▸ WORK TO DO:
Look below. Copy each line that has "вышел" in it.

--- start of LISTED RECORDS ---

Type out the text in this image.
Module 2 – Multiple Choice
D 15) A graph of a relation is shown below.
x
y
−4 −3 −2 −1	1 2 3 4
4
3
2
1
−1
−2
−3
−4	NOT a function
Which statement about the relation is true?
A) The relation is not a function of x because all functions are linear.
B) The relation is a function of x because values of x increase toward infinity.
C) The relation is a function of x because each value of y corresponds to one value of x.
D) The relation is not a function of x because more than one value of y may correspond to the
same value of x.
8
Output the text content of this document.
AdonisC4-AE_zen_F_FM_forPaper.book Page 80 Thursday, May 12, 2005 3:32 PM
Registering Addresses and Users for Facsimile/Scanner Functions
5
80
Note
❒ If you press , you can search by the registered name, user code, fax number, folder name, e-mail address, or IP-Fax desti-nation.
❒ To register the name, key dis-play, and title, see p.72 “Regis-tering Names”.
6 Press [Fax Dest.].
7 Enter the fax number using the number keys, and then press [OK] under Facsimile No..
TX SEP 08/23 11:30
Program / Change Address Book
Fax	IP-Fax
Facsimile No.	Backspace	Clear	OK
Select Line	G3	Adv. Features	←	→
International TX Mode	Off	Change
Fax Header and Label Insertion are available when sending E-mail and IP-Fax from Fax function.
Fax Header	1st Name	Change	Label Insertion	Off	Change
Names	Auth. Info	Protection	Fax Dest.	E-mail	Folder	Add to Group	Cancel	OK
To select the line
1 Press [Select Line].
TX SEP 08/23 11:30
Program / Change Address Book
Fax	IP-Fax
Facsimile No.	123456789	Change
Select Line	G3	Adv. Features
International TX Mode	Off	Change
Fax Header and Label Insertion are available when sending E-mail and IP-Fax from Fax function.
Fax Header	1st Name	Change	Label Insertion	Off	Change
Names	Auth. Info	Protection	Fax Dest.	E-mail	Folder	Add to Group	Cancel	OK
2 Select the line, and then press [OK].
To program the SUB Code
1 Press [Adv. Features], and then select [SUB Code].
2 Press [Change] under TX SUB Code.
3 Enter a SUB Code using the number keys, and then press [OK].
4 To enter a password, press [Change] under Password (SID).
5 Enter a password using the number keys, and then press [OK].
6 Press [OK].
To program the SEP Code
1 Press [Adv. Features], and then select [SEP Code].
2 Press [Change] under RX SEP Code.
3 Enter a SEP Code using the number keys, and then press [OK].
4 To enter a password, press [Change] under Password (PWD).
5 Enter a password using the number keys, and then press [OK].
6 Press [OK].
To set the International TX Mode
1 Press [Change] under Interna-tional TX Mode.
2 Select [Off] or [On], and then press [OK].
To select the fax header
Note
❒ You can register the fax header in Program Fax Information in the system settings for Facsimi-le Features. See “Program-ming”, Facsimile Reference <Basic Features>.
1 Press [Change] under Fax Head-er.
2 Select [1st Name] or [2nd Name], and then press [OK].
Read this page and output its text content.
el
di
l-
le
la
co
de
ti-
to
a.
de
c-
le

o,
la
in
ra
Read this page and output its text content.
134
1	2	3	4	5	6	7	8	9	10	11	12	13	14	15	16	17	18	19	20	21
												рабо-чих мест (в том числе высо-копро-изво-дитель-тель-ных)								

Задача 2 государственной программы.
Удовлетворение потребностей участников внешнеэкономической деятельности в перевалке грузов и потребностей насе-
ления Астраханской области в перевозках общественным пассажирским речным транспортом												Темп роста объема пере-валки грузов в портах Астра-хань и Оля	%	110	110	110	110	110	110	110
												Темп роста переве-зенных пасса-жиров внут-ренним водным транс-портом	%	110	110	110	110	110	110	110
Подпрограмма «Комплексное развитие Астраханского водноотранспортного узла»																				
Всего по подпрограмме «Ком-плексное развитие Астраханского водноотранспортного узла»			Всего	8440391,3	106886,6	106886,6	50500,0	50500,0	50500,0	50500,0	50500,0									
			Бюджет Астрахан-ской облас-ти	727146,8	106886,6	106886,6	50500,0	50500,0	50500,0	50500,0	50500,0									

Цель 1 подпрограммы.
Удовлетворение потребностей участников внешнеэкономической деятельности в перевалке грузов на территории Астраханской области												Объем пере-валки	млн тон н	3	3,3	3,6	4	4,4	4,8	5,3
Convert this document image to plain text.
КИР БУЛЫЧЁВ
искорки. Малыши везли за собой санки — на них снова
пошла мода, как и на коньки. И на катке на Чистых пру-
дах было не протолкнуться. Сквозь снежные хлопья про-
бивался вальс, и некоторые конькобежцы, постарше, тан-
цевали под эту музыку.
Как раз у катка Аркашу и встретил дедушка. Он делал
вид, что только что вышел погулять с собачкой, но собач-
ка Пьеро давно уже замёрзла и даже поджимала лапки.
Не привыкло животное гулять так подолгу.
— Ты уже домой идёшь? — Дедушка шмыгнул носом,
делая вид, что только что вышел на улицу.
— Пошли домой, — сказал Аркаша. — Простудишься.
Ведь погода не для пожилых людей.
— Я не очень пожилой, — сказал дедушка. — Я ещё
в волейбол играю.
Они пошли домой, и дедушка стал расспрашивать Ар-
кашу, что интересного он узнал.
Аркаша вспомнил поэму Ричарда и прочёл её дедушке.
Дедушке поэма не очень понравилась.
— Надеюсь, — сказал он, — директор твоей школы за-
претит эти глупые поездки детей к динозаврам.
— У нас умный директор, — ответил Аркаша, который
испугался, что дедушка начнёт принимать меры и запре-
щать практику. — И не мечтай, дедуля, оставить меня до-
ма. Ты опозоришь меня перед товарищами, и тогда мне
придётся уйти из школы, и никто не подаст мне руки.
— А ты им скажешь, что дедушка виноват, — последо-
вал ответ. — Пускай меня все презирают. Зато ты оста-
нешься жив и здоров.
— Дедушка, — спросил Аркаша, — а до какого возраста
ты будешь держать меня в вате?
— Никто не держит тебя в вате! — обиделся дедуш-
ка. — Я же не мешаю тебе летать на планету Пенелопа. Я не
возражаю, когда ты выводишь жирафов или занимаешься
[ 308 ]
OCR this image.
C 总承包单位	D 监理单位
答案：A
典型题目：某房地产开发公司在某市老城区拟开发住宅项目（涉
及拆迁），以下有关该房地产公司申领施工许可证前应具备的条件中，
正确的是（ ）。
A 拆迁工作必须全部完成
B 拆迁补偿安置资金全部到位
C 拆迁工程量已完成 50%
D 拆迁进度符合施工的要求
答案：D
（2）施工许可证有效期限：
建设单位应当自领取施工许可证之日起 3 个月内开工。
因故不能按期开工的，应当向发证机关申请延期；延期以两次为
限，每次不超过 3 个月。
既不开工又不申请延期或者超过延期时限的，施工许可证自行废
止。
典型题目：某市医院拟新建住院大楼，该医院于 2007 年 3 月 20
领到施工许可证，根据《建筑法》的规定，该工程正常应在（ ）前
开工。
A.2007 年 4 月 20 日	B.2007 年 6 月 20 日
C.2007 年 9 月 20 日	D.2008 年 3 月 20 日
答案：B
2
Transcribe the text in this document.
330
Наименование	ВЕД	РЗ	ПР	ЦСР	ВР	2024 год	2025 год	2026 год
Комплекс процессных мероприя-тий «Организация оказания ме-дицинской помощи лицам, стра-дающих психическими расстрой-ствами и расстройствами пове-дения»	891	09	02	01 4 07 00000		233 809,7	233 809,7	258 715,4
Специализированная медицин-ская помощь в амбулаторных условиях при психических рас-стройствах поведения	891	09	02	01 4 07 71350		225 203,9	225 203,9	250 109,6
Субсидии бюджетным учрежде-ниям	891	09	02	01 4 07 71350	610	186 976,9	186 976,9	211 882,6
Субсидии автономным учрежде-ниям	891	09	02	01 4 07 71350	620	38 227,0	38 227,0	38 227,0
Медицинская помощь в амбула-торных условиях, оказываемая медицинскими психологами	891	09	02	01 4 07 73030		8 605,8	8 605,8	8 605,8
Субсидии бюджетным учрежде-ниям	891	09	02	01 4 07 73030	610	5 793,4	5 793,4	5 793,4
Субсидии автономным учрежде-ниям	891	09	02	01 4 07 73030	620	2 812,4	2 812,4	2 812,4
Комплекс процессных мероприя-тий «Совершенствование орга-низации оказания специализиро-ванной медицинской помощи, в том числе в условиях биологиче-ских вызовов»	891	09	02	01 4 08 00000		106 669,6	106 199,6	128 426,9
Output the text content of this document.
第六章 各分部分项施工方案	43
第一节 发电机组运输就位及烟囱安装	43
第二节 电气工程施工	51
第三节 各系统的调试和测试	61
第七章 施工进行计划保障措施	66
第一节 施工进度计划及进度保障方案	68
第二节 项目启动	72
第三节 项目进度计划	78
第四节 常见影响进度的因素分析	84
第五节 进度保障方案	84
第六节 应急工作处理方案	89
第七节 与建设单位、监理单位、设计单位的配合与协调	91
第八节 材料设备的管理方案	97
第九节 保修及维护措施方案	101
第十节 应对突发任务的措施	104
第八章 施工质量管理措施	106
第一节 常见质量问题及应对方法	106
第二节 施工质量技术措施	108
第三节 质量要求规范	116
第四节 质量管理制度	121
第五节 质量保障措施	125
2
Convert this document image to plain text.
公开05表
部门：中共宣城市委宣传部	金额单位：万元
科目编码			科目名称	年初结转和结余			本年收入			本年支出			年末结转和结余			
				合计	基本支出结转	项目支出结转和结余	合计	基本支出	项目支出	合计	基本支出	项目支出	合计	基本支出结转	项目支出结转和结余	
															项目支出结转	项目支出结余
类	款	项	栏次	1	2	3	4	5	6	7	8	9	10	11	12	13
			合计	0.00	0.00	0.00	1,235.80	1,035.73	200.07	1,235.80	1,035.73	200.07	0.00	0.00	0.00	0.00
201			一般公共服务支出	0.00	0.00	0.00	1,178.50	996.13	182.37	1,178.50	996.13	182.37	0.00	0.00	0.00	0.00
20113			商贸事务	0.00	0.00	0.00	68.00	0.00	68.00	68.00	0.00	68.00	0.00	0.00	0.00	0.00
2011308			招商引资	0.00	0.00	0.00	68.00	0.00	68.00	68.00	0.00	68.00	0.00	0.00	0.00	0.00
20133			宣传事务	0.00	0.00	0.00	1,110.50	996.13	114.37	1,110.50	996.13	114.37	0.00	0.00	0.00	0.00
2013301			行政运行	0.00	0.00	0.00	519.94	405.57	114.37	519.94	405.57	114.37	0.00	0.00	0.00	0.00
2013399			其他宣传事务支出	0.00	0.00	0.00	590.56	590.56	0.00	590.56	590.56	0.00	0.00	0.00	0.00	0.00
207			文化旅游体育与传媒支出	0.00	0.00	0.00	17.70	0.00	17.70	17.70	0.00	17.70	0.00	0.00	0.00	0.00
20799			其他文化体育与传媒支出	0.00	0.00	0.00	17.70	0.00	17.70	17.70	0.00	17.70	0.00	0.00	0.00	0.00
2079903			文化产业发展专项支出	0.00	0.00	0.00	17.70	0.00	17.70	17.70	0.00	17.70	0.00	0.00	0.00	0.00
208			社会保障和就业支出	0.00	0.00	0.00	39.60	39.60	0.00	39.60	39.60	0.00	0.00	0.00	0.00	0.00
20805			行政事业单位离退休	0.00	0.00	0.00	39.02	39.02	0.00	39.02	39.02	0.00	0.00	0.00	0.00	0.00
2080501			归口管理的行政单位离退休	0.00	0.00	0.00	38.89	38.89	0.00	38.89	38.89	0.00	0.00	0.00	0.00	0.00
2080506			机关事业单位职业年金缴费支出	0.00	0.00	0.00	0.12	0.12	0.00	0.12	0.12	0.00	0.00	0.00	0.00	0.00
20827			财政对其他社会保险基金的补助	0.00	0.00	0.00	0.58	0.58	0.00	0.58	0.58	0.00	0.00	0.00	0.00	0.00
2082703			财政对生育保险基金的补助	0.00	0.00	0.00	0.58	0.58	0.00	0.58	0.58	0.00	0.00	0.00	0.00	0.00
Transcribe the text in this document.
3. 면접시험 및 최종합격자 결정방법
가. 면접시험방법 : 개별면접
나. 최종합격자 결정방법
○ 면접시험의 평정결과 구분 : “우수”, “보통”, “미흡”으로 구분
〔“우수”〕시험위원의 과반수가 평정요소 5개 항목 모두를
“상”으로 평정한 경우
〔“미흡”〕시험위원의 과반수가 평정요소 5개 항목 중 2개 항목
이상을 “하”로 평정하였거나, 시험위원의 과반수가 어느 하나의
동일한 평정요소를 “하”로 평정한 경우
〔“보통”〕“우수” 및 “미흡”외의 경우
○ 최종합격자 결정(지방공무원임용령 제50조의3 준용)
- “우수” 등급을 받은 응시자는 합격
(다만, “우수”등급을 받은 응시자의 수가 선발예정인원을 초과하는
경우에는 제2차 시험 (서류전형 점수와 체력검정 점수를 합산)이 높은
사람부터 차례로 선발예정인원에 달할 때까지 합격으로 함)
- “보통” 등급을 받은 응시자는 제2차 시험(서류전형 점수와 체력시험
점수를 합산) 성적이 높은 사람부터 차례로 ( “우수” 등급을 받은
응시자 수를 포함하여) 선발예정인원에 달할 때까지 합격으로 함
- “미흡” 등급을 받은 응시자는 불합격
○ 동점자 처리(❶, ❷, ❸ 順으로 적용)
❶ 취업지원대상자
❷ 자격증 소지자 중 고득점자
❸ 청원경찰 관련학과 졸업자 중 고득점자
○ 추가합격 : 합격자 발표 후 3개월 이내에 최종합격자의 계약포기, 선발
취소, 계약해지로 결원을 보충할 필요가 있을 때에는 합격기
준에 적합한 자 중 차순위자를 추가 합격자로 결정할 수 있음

--- end of LISTED RECORDS ---

▸ EXPECTED ANSWER:
вид, что только что вышел погулять с собачкой, но собач-
делая вид, что только что вышел на улицу.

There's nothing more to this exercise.